Aim
Extract each line of the material that follows exactly and omit its pictures.

Dataset entries
Begin

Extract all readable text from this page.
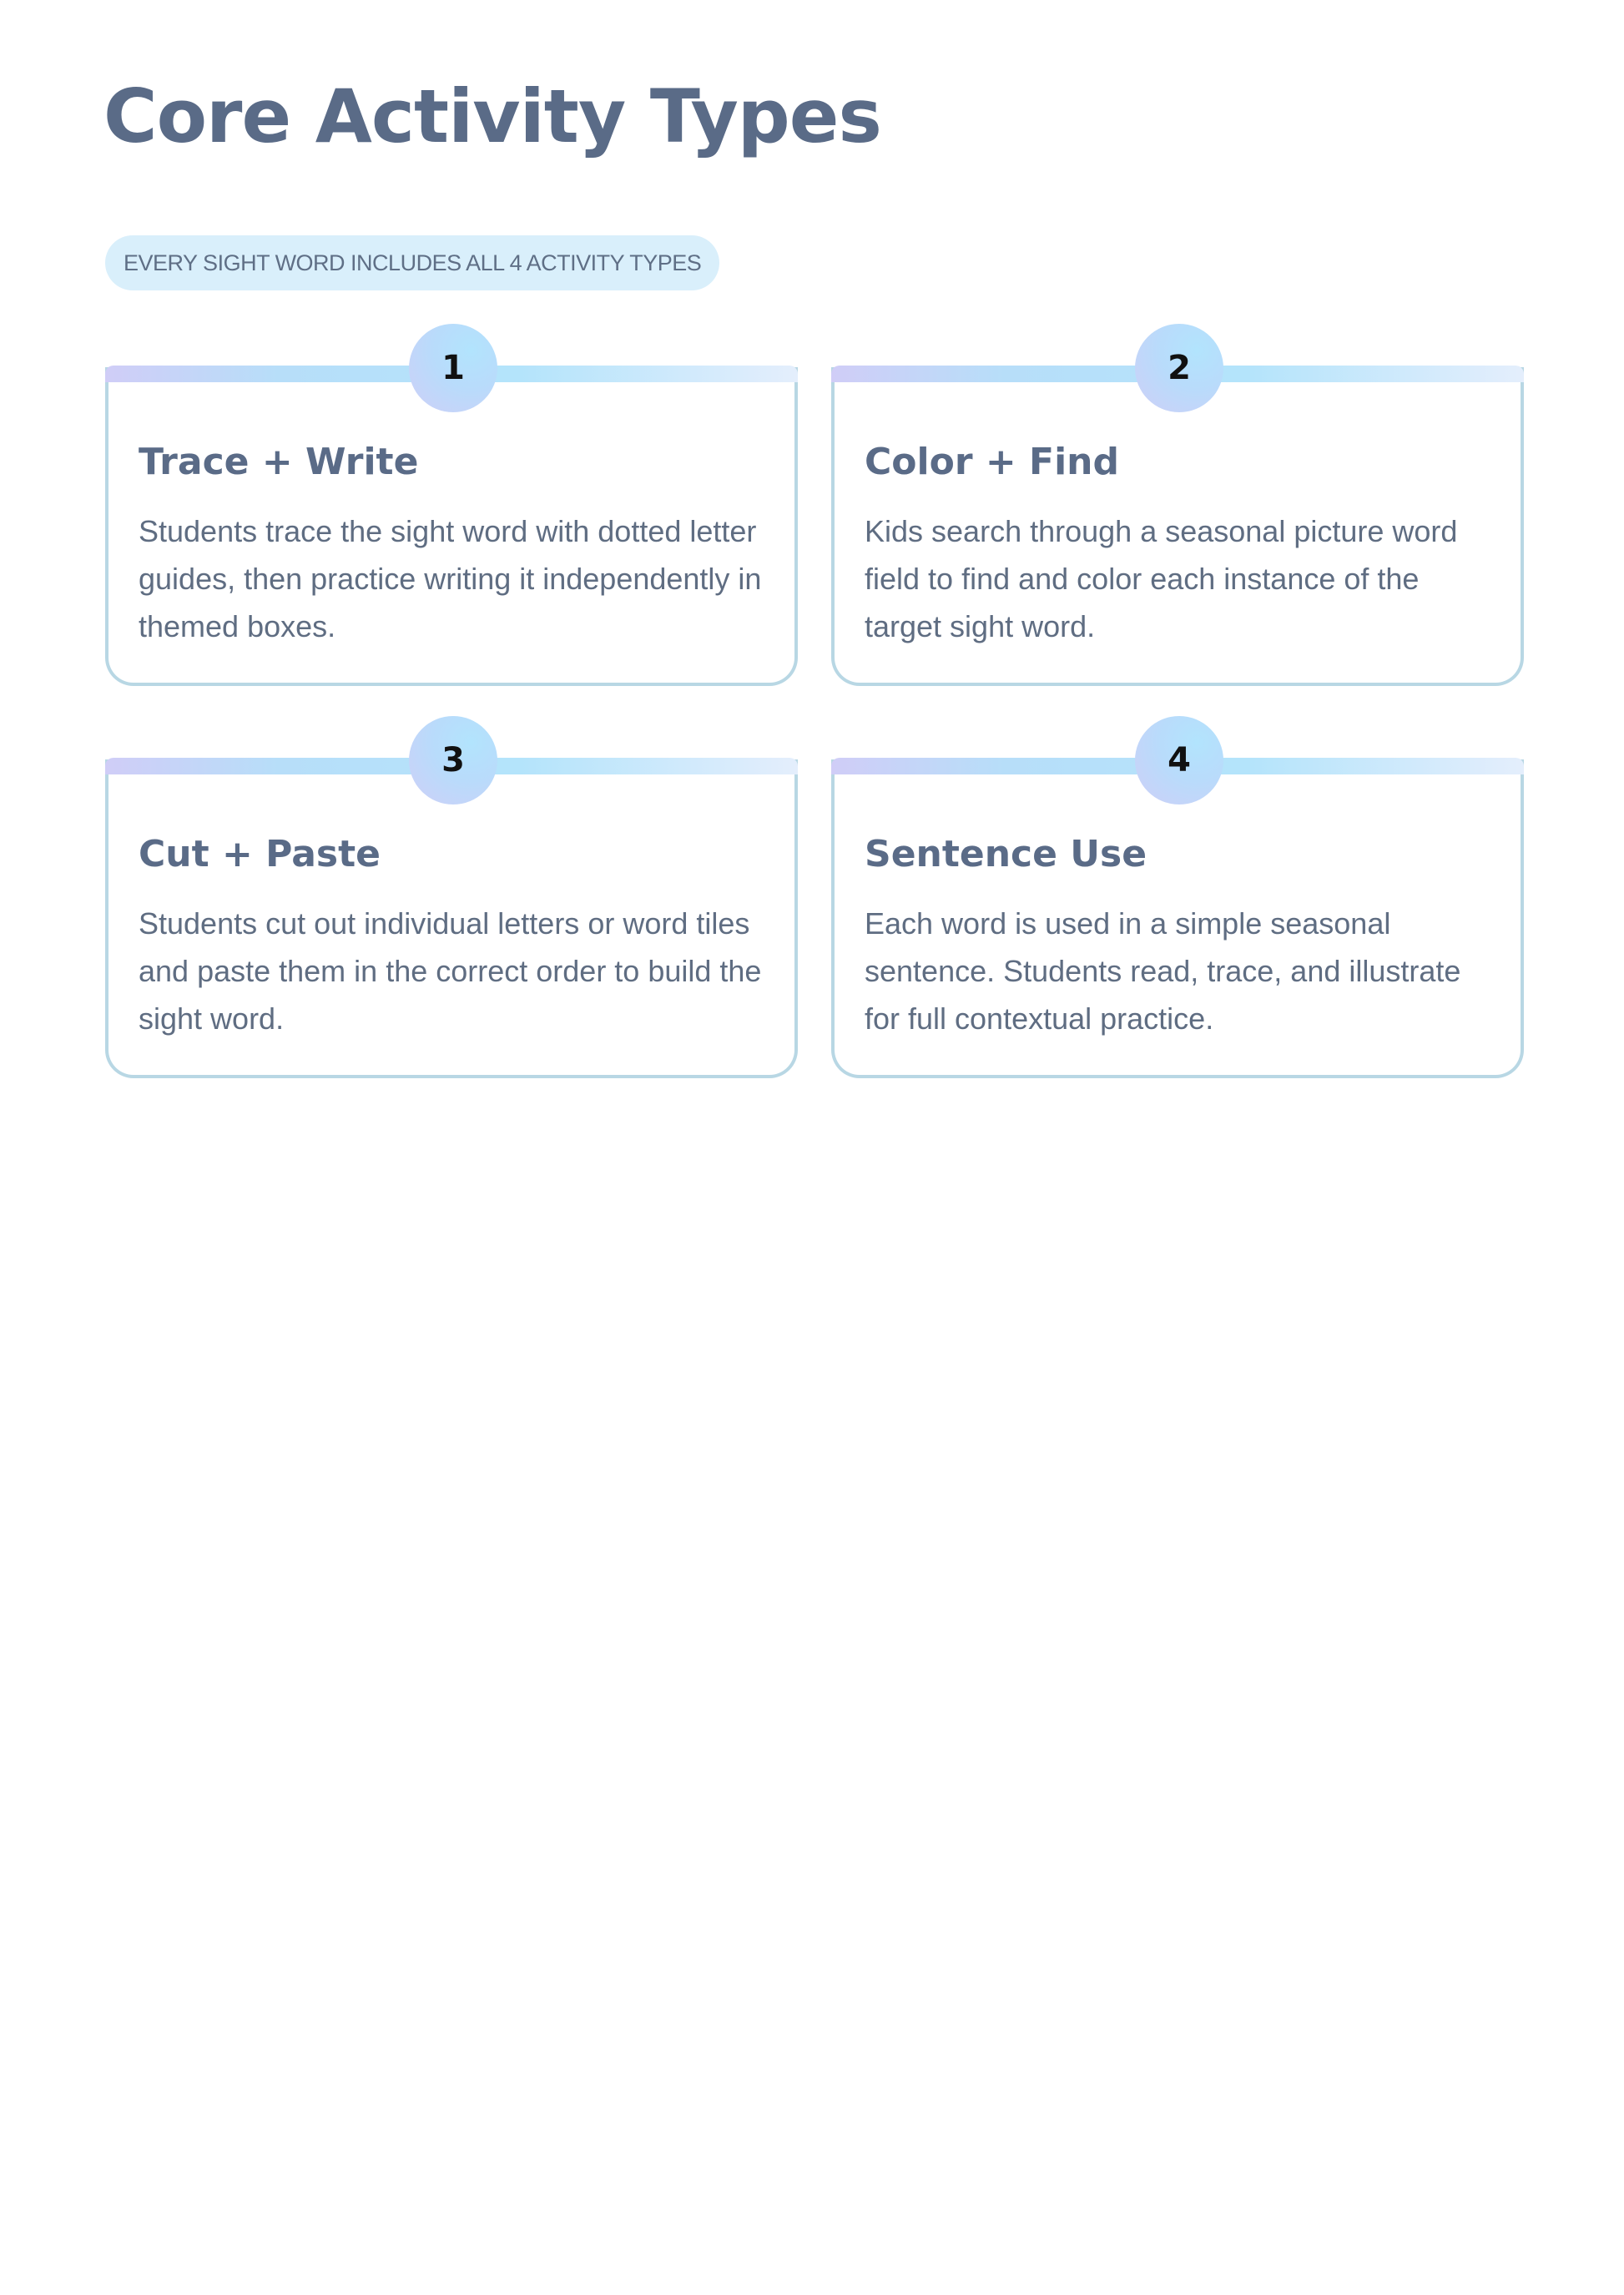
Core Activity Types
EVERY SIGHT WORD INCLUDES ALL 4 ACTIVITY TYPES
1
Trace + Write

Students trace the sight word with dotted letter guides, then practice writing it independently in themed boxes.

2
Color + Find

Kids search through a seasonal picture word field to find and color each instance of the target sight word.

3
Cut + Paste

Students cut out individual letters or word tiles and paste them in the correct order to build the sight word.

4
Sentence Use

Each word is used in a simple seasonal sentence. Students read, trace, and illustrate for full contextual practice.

End

Full solution
Extract all readable text from this page.
Core Activity Types
EVERY SIGHT WORD INCLUDES ALL 4 ACTIVITY TYPES
1
Trace + Write

Students trace the sight word with dotted letter guides, then practice writing it independently in themed boxes.

2
Color + Find

Kids search through a seasonal picture word field to find and color each instance of the target sight word.

3
Cut + Paste

Students cut out individual letters or word tiles and paste them in the correct order to build the sight word.

4
Sentence Use

Each word is used in a simple seasonal sentence. Students read, trace, and illustrate for full contextual practice.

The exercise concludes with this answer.